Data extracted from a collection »

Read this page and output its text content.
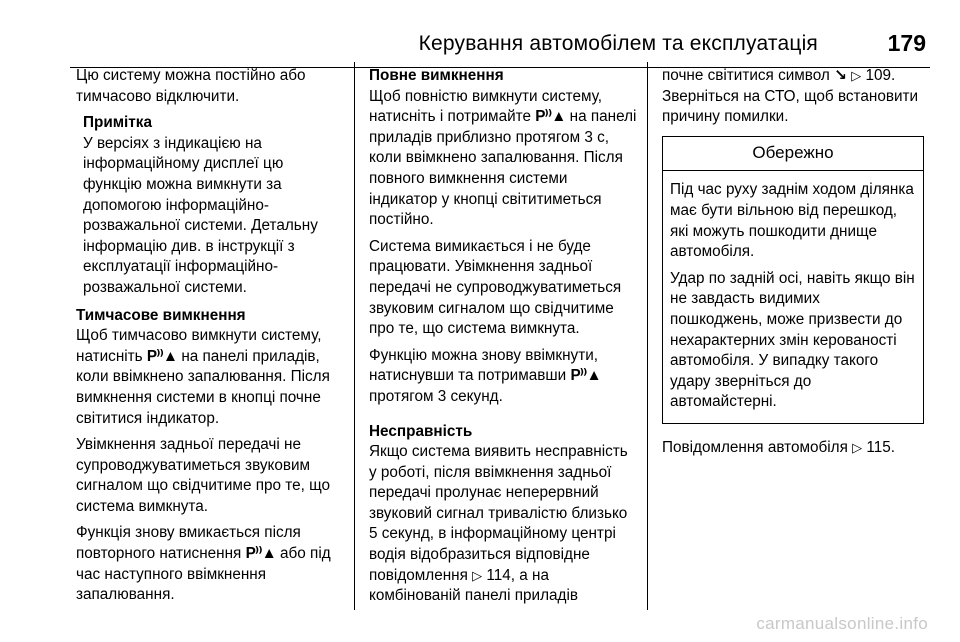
Керування автомобілем та експлуатація	179

Цю систему можна постійно або тимчасово відключити.

Примітка
У версіях з індикацією на інформаційному дисплеї цю функцію можна вимкнути за допомогою інформаційно-розважальної системи. Детальну інформацію див. в інструкції з експлуатації інформаційно-розважальної системи.
Тимчасове вимкнення

Щоб тимчасово вимкнути систему, натисніть P⁾⁾▲ на панелі приладів, коли ввімкнено запалювання. Після вимкнення системи в кнопці почне світитися індикатор.

Увімкнення задньої передачі не супроводжуватиметься звуковим сигналом що свідчитиме про те, що система вимкнута.

Функція знову вмикається після повторного натиснення P⁾⁾▲ або під час наступного ввімкнення запалювання.

Повне вимкнення

Щоб повністю вимкнути систему, натисніть і потримайте P⁾⁾▲ на панелі приладів приблизно протягом 3 с, коли ввімкнено запалювання. Після повного вимкнення системи індикатор у кнопці світитиметься постійно.

Система вимикається і не буде працювати. Увімкнення задньої передачі не супроводжуватиметься звуковим сигналом що свідчитиме про те, що система вимкнута.

Функцію можна знову ввімкнути, натиснувши та потримавши P⁾⁾▲ протягом 3 секунд.

Несправність

Якщо система виявить несправність у роботі, після ввімкнення задньої передачі пролунає неперервний звуковий сигнал тривалістю близько 5 секунд, в інформаційному центрі водія відобразиться відповідне повідомлення ▷ 114, а на комбінованій панелі приладів

почне світитися символ ↘ ▷ 109. Зверніться на СТО, щоб встановити причину помилки.

Обережно

Під час руху заднім ходом ділянка має бути вільною від перешкод, які можуть пошкодити днище автомобіля.

Удар по задній осі, навіть якщо він не завдасть видимих пошкоджень, може призвести до нехарактерних змін керованості автомобіля. У випадку такого удару зверніться до автомайстерні.

Повідомлення автомобіля ▷ 115.

carmanualsonline.info
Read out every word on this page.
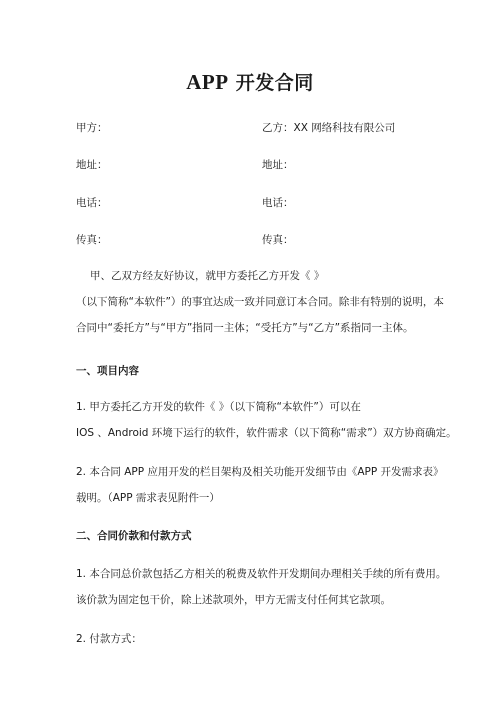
APP 开发合同
甲方：	乙方：XX 网络科技有限公司
地址：	地址：
电话：	电话：
传真：	传真：
甲、乙双方经友好协议，就甲方委托乙方开发《 》
（以下简称“本软件”）的事宜达成一致并同意订本合同。除非有特别的说明，本
合同中“委托方”与“甲方”指同一主体；“受托方”与“乙方”系指同一主体。
一、项目内容
1. 甲方委托乙方开发的软件《 》（以下简称“本软件”）可以在
IOS 、Android 环境下运行的软件，软件需求（以下简称“需求”）双方协商确定。
2. 本合同 APP 应用开发的栏目架构及相关功能开发细节由《APP 开发需求表》
载明。（APP 需求表见附件一）
二、合同价款和付款方式
1. 本合同总价款包括乙方相关的税费及软件开发期间办理相关手续的所有费用。
该价款为固定包干价，除上述款项外，甲方无需支付任何其它款项。
2. 付款方式：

Prompt » Quote the records above in full, dropping each picture.

Solution to the exercise »
Read this page and output its text content.
Керування автомобілем та експлуатація	179

Цю систему можна постійно або тимчасово відключити.

Примітка
У версіях з індикацією на інформаційному дисплеї цю функцію можна вимкнути за допомогою інформаційно-розважальної системи. Детальну інформацію див. в інструкції з експлуатації інформаційно-розважальної системи.
Тимчасове вимкнення

Щоб тимчасово вимкнути систему, натисніть P⁾⁾▲ на панелі приладів, коли ввімкнено запалювання. Після вимкнення системи в кнопці почне світитися індикатор.

Увімкнення задньої передачі не супроводжуватиметься звуковим сигналом що свідчитиме про те, що система вимкнута.

Функція знову вмикається після повторного натиснення P⁾⁾▲ або під час наступного ввімкнення запалювання.

Повне вимкнення

Щоб повністю вимкнути систему, натисніть і потримайте P⁾⁾▲ на панелі приладів приблизно протягом 3 с, коли ввімкнено запалювання. Після повного вимкнення системи індикатор у кнопці світитиметься постійно.

Система вимикається і не буде працювати. Увімкнення задньої передачі не супроводжуватиметься звуковим сигналом що свідчитиме про те, що система вимкнута.

Функцію можна знову ввімкнути, натиснувши та потримавши P⁾⁾▲ протягом 3 секунд.

Несправність

Якщо система виявить несправність у роботі, після ввімкнення задньої передачі пролунає неперервний звуковий сигнал тривалістю близько 5 секунд, в інформаційному центрі водія відобразиться відповідне повідомлення ▷ 114, а на комбінованій панелі приладів

почне світитися символ ↘ ▷ 109. Зверніться на СТО, щоб встановити причину помилки.

Обережно

Під час руху заднім ходом ділянка має бути вільною від перешкод, які можуть пошкодити днище автомобіля.

Удар по задній осі, навіть якщо він не завдасть видимих пошкоджень, може призвести до нехарактерних змін керованості автомобіля. У випадку такого удару зверніться до автомайстерні.

Повідомлення автомобіля ▷ 115.

carmanualsonline.info
Read out every word on this page.
APP 开发合同
甲方：	乙方：XX 网络科技有限公司
地址：	地址：
电话：	电话：
传真：	传真：
甲、乙双方经友好协议，就甲方委托乙方开发《 》
（以下简称“本软件”）的事宜达成一致并同意订本合同。除非有特别的说明，本
合同中“委托方”与“甲方”指同一主体；“受托方”与“乙方”系指同一主体。
一、项目内容
1. 甲方委托乙方开发的软件《 》（以下简称“本软件”）可以在
IOS 、Android 环境下运行的软件，软件需求（以下简称“需求”）双方协商确定。
2. 本合同 APP 应用开发的栏目架构及相关功能开发细节由《APP 开发需求表》
载明。（APP 需求表见附件一）
二、合同价款和付款方式
1. 本合同总价款包括乙方相关的税费及软件开发期间办理相关手续的所有费用。
该价款为固定包干价，除上述款项外，甲方无需支付任何其它款项。
2. 付款方式：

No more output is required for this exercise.